(Figure record extracts)
* * * * * * * * *
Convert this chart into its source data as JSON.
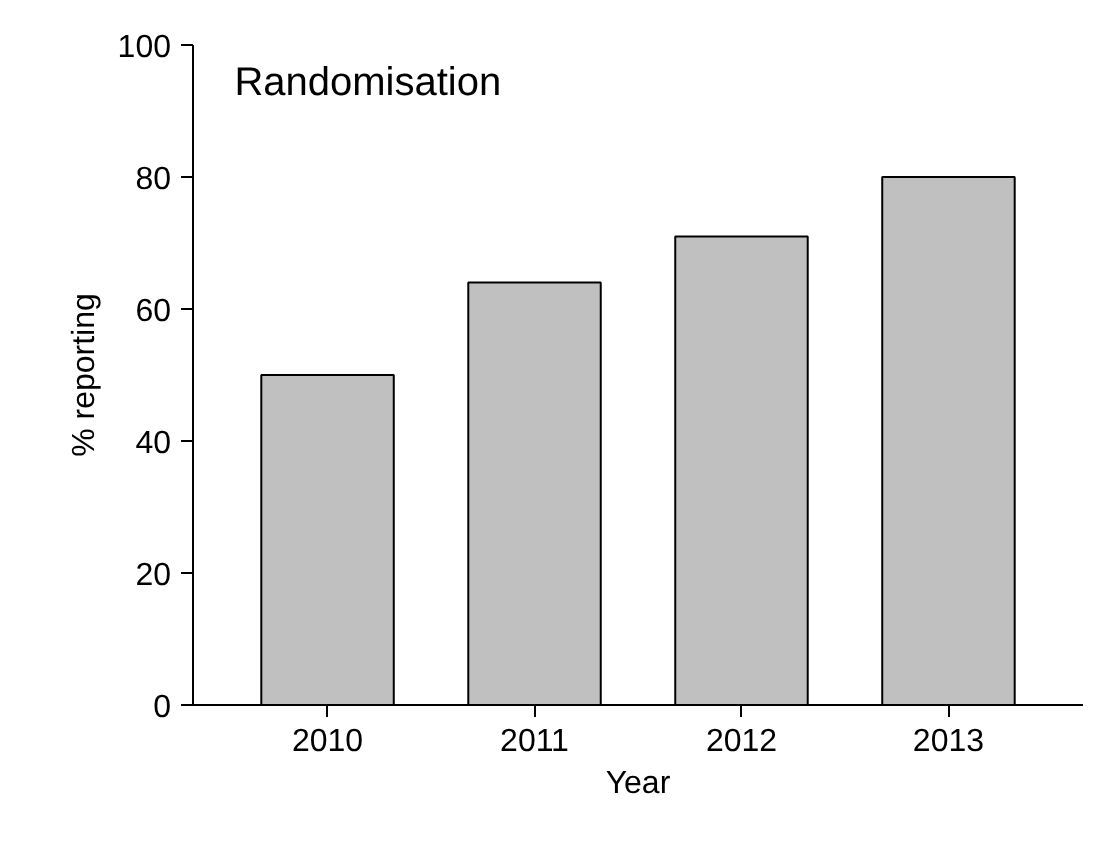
{
  "chart_data": {
    "type": "bar",
    "title": "Randomisation",
    "xlabel": "Year",
    "ylabel": "% reporting",
    "categories": [
      "2010",
      "2011",
      "2012",
      "2013"
    ],
    "values": [
      50,
      64,
      71,
      80
    ],
    "color": "#c0c0c0",
    "ylim": [
      0,
      100
    ],
    "yticks": [
      0,
      20,
      40,
      60,
      80,
      100
    ],
    "grid": false
  }
}
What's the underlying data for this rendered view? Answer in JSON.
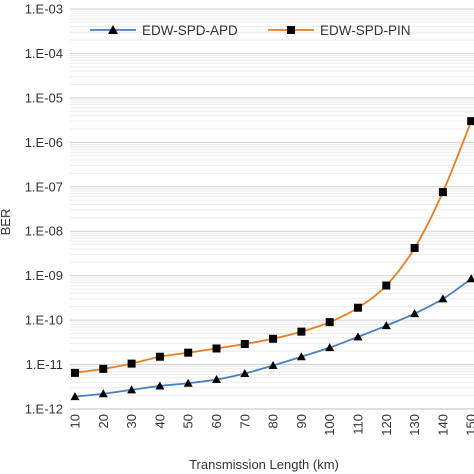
* * * * * * * * *
Task —
Copy every record above exactly as written, but leave out the pictures.

Response to this task —
Convert this chart into its source data as JSON.
{
  "chart_data": {
    "type": "bar",
    "title": "Randomisation",
    "xlabel": "Year",
    "ylabel": "% reporting",
    "categories": [
      "2010",
      "2011",
      "2012",
      "2013"
    ],
    "values": [
      50,
      64,
      71,
      80
    ],
    "color": "#c0c0c0",
    "ylim": [
      0,
      100
    ],
    "yticks": [
      0,
      20,
      40,
      60,
      80,
      100
    ],
    "grid": false
  }
}
What's the underlying data for this rendered view? Answer in JSON.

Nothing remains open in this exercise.